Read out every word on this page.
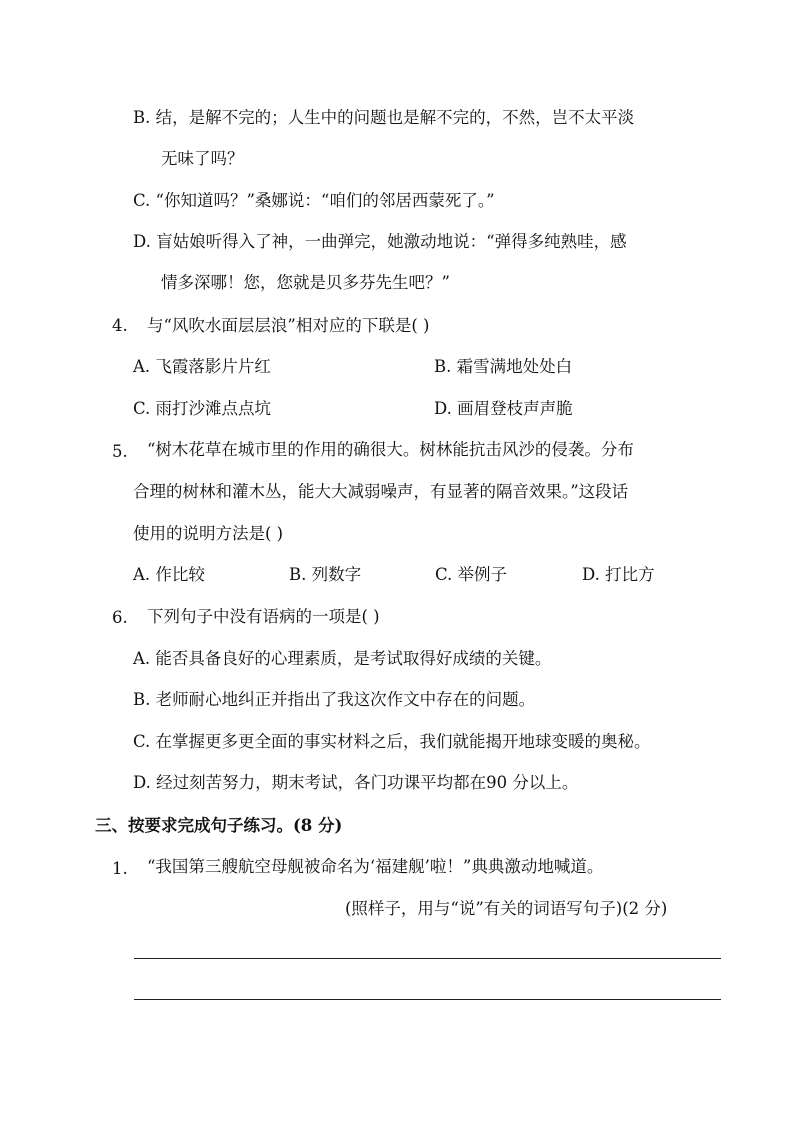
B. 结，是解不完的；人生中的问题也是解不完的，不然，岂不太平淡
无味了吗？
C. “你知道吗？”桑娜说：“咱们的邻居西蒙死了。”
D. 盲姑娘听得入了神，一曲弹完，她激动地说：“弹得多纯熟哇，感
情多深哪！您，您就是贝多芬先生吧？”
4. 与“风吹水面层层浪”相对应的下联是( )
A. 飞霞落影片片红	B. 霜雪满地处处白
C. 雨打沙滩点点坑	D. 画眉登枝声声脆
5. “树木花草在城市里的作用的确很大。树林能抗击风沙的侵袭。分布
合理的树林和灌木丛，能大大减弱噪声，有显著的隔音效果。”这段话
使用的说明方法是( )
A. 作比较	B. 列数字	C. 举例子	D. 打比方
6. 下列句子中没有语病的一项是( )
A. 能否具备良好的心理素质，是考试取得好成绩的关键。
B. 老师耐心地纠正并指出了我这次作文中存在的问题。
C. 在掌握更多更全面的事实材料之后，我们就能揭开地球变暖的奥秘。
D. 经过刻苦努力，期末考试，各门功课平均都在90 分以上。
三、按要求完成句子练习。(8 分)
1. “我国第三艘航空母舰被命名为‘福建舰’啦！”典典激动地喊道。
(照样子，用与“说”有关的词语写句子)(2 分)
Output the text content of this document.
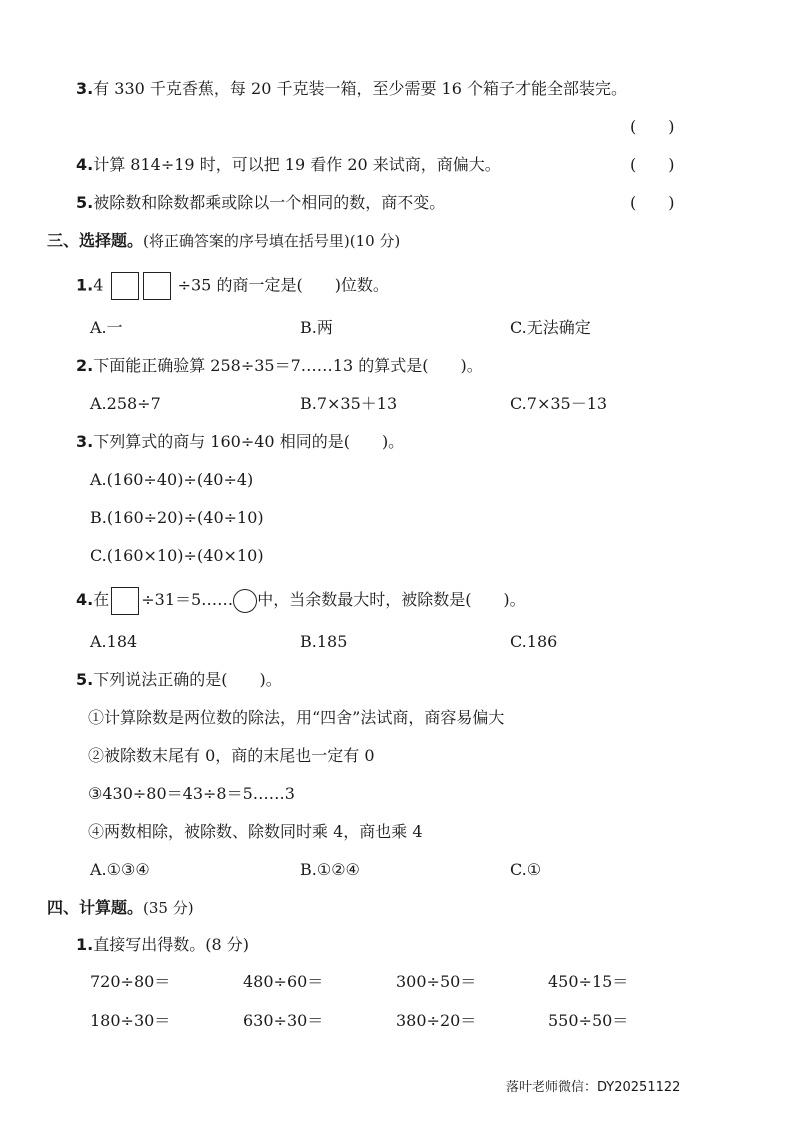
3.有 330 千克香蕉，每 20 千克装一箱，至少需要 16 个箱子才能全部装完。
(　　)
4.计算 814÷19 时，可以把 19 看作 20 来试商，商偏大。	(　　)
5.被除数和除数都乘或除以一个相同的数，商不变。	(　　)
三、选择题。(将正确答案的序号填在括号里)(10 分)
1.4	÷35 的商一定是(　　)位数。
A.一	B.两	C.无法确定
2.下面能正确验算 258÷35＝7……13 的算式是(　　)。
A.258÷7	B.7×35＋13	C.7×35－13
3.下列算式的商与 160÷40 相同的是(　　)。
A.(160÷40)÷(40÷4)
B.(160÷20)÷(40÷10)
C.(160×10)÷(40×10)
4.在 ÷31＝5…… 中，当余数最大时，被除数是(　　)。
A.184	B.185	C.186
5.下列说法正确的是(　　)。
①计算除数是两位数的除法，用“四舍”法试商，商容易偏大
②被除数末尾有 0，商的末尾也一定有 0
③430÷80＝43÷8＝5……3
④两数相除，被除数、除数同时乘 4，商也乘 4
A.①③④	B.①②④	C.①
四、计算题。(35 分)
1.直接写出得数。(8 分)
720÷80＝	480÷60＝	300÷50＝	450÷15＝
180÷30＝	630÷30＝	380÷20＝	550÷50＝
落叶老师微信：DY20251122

> _Short exercise_
Output a faithful copy of the data, with each picture left out.

> _Correct result_
Read out every word on this page.
B. 结，是解不完的；人生中的问题也是解不完的，不然，岂不太平淡
无味了吗？
C. “你知道吗？”桑娜说：“咱们的邻居西蒙死了。”
D. 盲姑娘听得入了神，一曲弹完，她激动地说：“弹得多纯熟哇，感
情多深哪！您，您就是贝多芬先生吧？”
4. 与“风吹水面层层浪”相对应的下联是( )
A. 飞霞落影片片红	B. 霜雪满地处处白
C. 雨打沙滩点点坑	D. 画眉登枝声声脆
5. “树木花草在城市里的作用的确很大。树林能抗击风沙的侵袭。分布
合理的树林和灌木丛，能大大减弱噪声，有显著的隔音效果。”这段话
使用的说明方法是( )
A. 作比较	B. 列数字	C. 举例子	D. 打比方
6. 下列句子中没有语病的一项是( )
A. 能否具备良好的心理素质，是考试取得好成绩的关键。
B. 老师耐心地纠正并指出了我这次作文中存在的问题。
C. 在掌握更多更全面的事实材料之后，我们就能揭开地球变暖的奥秘。
D. 经过刻苦努力，期末考试，各门功课平均都在90 分以上。
三、按要求完成句子练习。(8 分)
1. “我国第三艘航空母舰被命名为‘福建舰’啦！”典典激动地喊道。
(照样子，用与“说”有关的词语写句子)(2 分)
Output the text content of this document.
3.有 330 千克香蕉，每 20 千克装一箱，至少需要 16 个箱子才能全部装完。
(　　)
4.计算 814÷19 时，可以把 19 看作 20 来试商，商偏大。	(　　)
5.被除数和除数都乘或除以一个相同的数，商不变。	(　　)
三、选择题。(将正确答案的序号填在括号里)(10 分)
1.4	÷35 的商一定是(　　)位数。
A.一	B.两	C.无法确定
2.下面能正确验算 258÷35＝7……13 的算式是(　　)。
A.258÷7	B.7×35＋13	C.7×35－13
3.下列算式的商与 160÷40 相同的是(　　)。
A.(160÷40)÷(40÷4)
B.(160÷20)÷(40÷10)
C.(160×10)÷(40×10)
4.在 ÷31＝5…… 中，当余数最大时，被除数是(　　)。
A.184	B.185	C.186
5.下列说法正确的是(　　)。
①计算除数是两位数的除法，用“四舍”法试商，商容易偏大
②被除数末尾有 0，商的末尾也一定有 0
③430÷80＝43÷8＝5……3
④两数相除，被除数、除数同时乘 4，商也乘 4
A.①③④	B.①②④	C.①
四、计算题。(35 分)
1.直接写出得数。(8 分)
720÷80＝	480÷60＝	300÷50＝	450÷15＝
180÷30＝	630÷30＝	380÷20＝	550÷50＝
落叶老师微信：DY20251122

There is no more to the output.